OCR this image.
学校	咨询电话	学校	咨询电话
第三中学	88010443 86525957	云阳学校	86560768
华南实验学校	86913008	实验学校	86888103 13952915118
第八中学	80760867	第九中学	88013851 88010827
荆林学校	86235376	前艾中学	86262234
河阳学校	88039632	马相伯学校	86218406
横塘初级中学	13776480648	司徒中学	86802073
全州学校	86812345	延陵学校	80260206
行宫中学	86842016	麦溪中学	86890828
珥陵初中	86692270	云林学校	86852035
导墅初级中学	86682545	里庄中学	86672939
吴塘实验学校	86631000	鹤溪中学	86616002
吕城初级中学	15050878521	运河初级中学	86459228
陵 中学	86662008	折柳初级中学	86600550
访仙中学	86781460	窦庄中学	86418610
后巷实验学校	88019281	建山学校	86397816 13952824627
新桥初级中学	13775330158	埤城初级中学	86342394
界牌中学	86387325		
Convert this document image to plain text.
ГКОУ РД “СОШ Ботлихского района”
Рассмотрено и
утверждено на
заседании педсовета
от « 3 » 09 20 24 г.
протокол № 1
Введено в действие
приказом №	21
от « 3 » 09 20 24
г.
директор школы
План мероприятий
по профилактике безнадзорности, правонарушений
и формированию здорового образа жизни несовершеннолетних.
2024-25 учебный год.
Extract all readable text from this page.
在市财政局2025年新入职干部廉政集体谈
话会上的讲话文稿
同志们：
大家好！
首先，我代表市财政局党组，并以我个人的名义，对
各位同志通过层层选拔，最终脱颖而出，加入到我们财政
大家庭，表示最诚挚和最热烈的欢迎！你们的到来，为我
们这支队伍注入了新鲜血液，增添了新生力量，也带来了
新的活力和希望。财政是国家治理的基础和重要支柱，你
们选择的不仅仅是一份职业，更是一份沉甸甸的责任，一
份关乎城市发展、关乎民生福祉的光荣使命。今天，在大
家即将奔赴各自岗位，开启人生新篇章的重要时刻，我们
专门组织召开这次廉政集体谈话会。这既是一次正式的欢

┄┄┄┄┄┄┄┄┄┄┄┄┄┄┄┄┄┄┄┄

● Exercise:
From the records above, extract every entry exactly as given.

● Solution below:
OCR this image.
学校	咨询电话	学校	咨询电话
第三中学	88010443 86525957	云阳学校	86560768
华南实验学校	86913008	实验学校	86888103 13952915118
第八中学	80760867	第九中学	88013851 88010827
荆林学校	86235376	前艾中学	86262234
河阳学校	88039632	马相伯学校	86218406
横塘初级中学	13776480648	司徒中学	86802073
全州学校	86812345	延陵学校	80260206
行宫中学	86842016	麦溪中学	86890828
珥陵初中	86692270	云林学校	86852035
导墅初级中学	86682545	里庄中学	86672939
吴塘实验学校	86631000	鹤溪中学	86616002
吕城初级中学	15050878521	运河初级中学	86459228
陵 中学	86662008	折柳初级中学	86600550
访仙中学	86781460	窦庄中学	86418610
后巷实验学校	88019281	建山学校	86397816 13952824627
新桥初级中学	13775330158	埤城初级中学	86342394
界牌中学	86387325		
Convert this document image to plain text.
ГКОУ РД “СОШ Ботлихского района”
Рассмотрено и
утверждено на
заседании педсовета
от « 3 » 09 20 24 г.
протокол № 1
Введено в действие
приказом №	21
от « 3 » 09 20 24
г.
директор школы
План мероприятий
по профилактике безнадзорности, правонарушений
и формированию здорового образа жизни несовершеннолетних.
2024-25 учебный год.
Extract all readable text from this page.
在市财政局2025年新入职干部廉政集体谈
话会上的讲话文稿
同志们：
大家好！
首先，我代表市财政局党组，并以我个人的名义，对
各位同志通过层层选拔，最终脱颖而出，加入到我们财政
大家庭，表示最诚挚和最热烈的欢迎！你们的到来，为我
们这支队伍注入了新鲜血液，增添了新生力量，也带来了
新的活力和希望。财政是国家治理的基础和重要支柱，你
们选择的不仅仅是一份职业，更是一份沉甸甸的责任，一
份关乎城市发展、关乎民生福祉的光荣使命。今天，在大
家即将奔赴各自岗位，开启人生新篇章的重要时刻，我们
专门组织召开这次廉政集体谈话会。这既是一次正式的欢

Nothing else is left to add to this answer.